### GOAL
Omit the pictures and output every entry below exactly as written.

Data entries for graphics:
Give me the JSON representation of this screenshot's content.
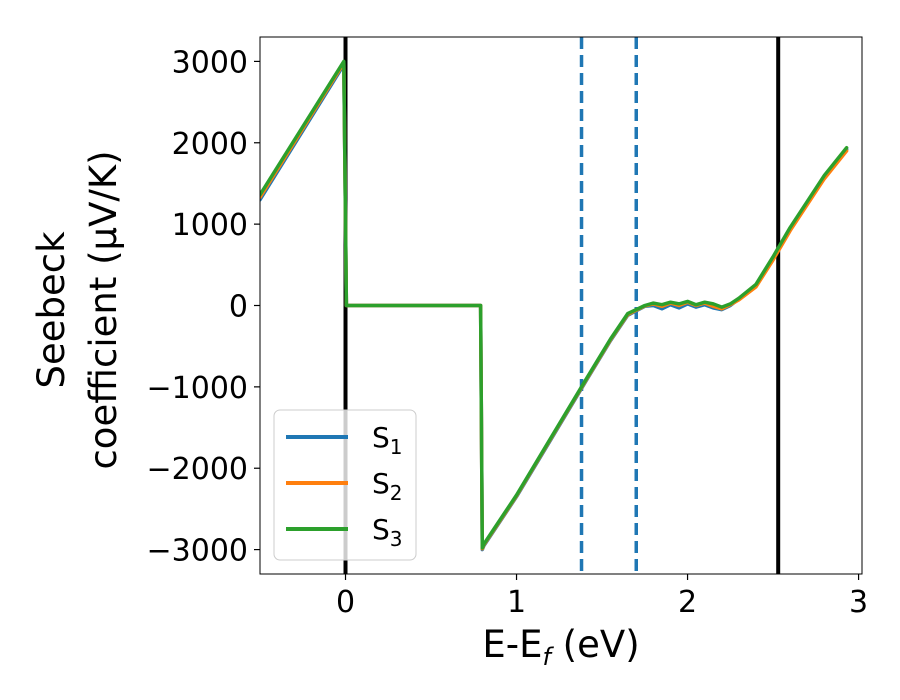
{
  "chart_data": {
    "type": "line",
    "xlabel": "E-E",
    "xlabel_sub": "f",
    "xlabel_unit": " (eV)",
    "ylabel_line1": "Seebeck",
    "ylabel_line2": "coefficient  (μV/K)",
    "xlim": [
      -0.5,
      3.02
    ],
    "ylim": [
      -3300,
      3300
    ],
    "xticks": [
      0,
      1,
      2,
      3
    ],
    "xtick_labels": [
      "0",
      "1",
      "2",
      "3"
    ],
    "yticks": [
      3000,
      2000,
      1000,
      0,
      -1000,
      -2000,
      -3000
    ],
    "ytick_labels": [
      "3000",
      "2000",
      "1000",
      "0",
      "−1000",
      "−2000",
      "−3000"
    ],
    "vlines": [
      {
        "x": 0.0,
        "style": "solid",
        "color": "#000000"
      },
      {
        "x": 2.53,
        "style": "solid",
        "color": "#000000"
      },
      {
        "x": 1.38,
        "style": "dashed",
        "color": "#1f77b4"
      },
      {
        "x": 1.7,
        "style": "dashed",
        "color": "#1f77b4"
      }
    ],
    "legend_position": "lower-left",
    "series": [
      {
        "name": "S",
        "sub": "1",
        "color": "#1f77b4",
        "x": [
          -0.5,
          -0.01,
          0.005,
          0.79,
          0.8,
          0.81,
          1.0,
          1.2,
          1.4,
          1.55,
          1.65,
          1.75,
          1.8,
          1.85,
          1.9,
          1.95,
          2.0,
          2.05,
          2.1,
          2.15,
          2.2,
          2.25,
          2.3,
          2.4,
          2.5,
          2.6,
          2.7,
          2.8,
          2.93
        ],
        "y": [
          1300,
          2960,
          0,
          0,
          -3000,
          -2950,
          -2350,
          -1650,
          -950,
          -430,
          -120,
          -10,
          0,
          -40,
          10,
          -30,
          20,
          -20,
          10,
          -30,
          -50,
          0,
          80,
          250,
          580,
          940,
          1260,
          1580,
          1920
        ]
      },
      {
        "name": "S",
        "sub": "2",
        "color": "#ff7f0e",
        "x": [
          -0.5,
          -0.01,
          0.005,
          0.79,
          0.8,
          0.81,
          1.0,
          1.2,
          1.4,
          1.55,
          1.65,
          1.75,
          1.8,
          1.85,
          1.9,
          1.95,
          2.0,
          2.05,
          2.1,
          2.15,
          2.2,
          2.25,
          2.3,
          2.4,
          2.5,
          2.6,
          2.7,
          2.8,
          2.93
        ],
        "y": [
          1330,
          2980,
          0,
          0,
          -2990,
          -2940,
          -2340,
          -1640,
          -940,
          -420,
          -110,
          -5,
          20,
          -10,
          30,
          0,
          40,
          0,
          30,
          -10,
          -40,
          10,
          70,
          230,
          560,
          920,
          1240,
          1560,
          1900
        ]
      },
      {
        "name": "S",
        "sub": "3",
        "color": "#2ca02c",
        "x": [
          -0.5,
          -0.01,
          0.005,
          0.79,
          0.8,
          0.81,
          1.0,
          1.2,
          1.4,
          1.55,
          1.65,
          1.75,
          1.8,
          1.85,
          1.9,
          1.95,
          2.0,
          2.05,
          2.1,
          2.15,
          2.2,
          2.25,
          2.3,
          2.4,
          2.5,
          2.6,
          2.7,
          2.8,
          2.93
        ],
        "y": [
          1360,
          3000,
          0,
          0,
          -2980,
          -2930,
          -2330,
          -1630,
          -930,
          -410,
          -100,
          0,
          30,
          10,
          40,
          20,
          50,
          10,
          40,
          20,
          -20,
          20,
          90,
          260,
          600,
          960,
          1280,
          1600,
          1940
        ]
      }
    ]
  }
}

### SOLUTION TO THIS PROBLEM
Give me the JSON representation of this screenshot's content.
{
  "chart_data": {
    "type": "line",
    "xlabel": "E-E",
    "xlabel_sub": "f",
    "xlabel_unit": " (eV)",
    "ylabel_line1": "Seebeck",
    "ylabel_line2": "coefficient  (μV/K)",
    "xlim": [
      -0.5,
      3.02
    ],
    "ylim": [
      -3300,
      3300
    ],
    "xticks": [
      0,
      1,
      2,
      3
    ],
    "xtick_labels": [
      "0",
      "1",
      "2",
      "3"
    ],
    "yticks": [
      3000,
      2000,
      1000,
      0,
      -1000,
      -2000,
      -3000
    ],
    "ytick_labels": [
      "3000",
      "2000",
      "1000",
      "0",
      "−1000",
      "−2000",
      "−3000"
    ],
    "vlines": [
      {
        "x": 0.0,
        "style": "solid",
        "color": "#000000"
      },
      {
        "x": 2.53,
        "style": "solid",
        "color": "#000000"
      },
      {
        "x": 1.38,
        "style": "dashed",
        "color": "#1f77b4"
      },
      {
        "x": 1.7,
        "style": "dashed",
        "color": "#1f77b4"
      }
    ],
    "legend_position": "lower-left",
    "series": [
      {
        "name": "S",
        "sub": "1",
        "color": "#1f77b4",
        "x": [
          -0.5,
          -0.01,
          0.005,
          0.79,
          0.8,
          0.81,
          1.0,
          1.2,
          1.4,
          1.55,
          1.65,
          1.75,
          1.8,
          1.85,
          1.9,
          1.95,
          2.0,
          2.05,
          2.1,
          2.15,
          2.2,
          2.25,
          2.3,
          2.4,
          2.5,
          2.6,
          2.7,
          2.8,
          2.93
        ],
        "y": [
          1300,
          2960,
          0,
          0,
          -3000,
          -2950,
          -2350,
          -1650,
          -950,
          -430,
          -120,
          -10,
          0,
          -40,
          10,
          -30,
          20,
          -20,
          10,
          -30,
          -50,
          0,
          80,
          250,
          580,
          940,
          1260,
          1580,
          1920
        ]
      },
      {
        "name": "S",
        "sub": "2",
        "color": "#ff7f0e",
        "x": [
          -0.5,
          -0.01,
          0.005,
          0.79,
          0.8,
          0.81,
          1.0,
          1.2,
          1.4,
          1.55,
          1.65,
          1.75,
          1.8,
          1.85,
          1.9,
          1.95,
          2.0,
          2.05,
          2.1,
          2.15,
          2.2,
          2.25,
          2.3,
          2.4,
          2.5,
          2.6,
          2.7,
          2.8,
          2.93
        ],
        "y": [
          1330,
          2980,
          0,
          0,
          -2990,
          -2940,
          -2340,
          -1640,
          -940,
          -420,
          -110,
          -5,
          20,
          -10,
          30,
          0,
          40,
          0,
          30,
          -10,
          -40,
          10,
          70,
          230,
          560,
          920,
          1240,
          1560,
          1900
        ]
      },
      {
        "name": "S",
        "sub": "3",
        "color": "#2ca02c",
        "x": [
          -0.5,
          -0.01,
          0.005,
          0.79,
          0.8,
          0.81,
          1.0,
          1.2,
          1.4,
          1.55,
          1.65,
          1.75,
          1.8,
          1.85,
          1.9,
          1.95,
          2.0,
          2.05,
          2.1,
          2.15,
          2.2,
          2.25,
          2.3,
          2.4,
          2.5,
          2.6,
          2.7,
          2.8,
          2.93
        ],
        "y": [
          1360,
          3000,
          0,
          0,
          -2980,
          -2930,
          -2330,
          -1630,
          -930,
          -410,
          -100,
          0,
          30,
          10,
          40,
          20,
          50,
          10,
          40,
          20,
          -20,
          20,
          90,
          260,
          600,
          960,
          1280,
          1600,
          1940
        ]
      }
    ]
  }
}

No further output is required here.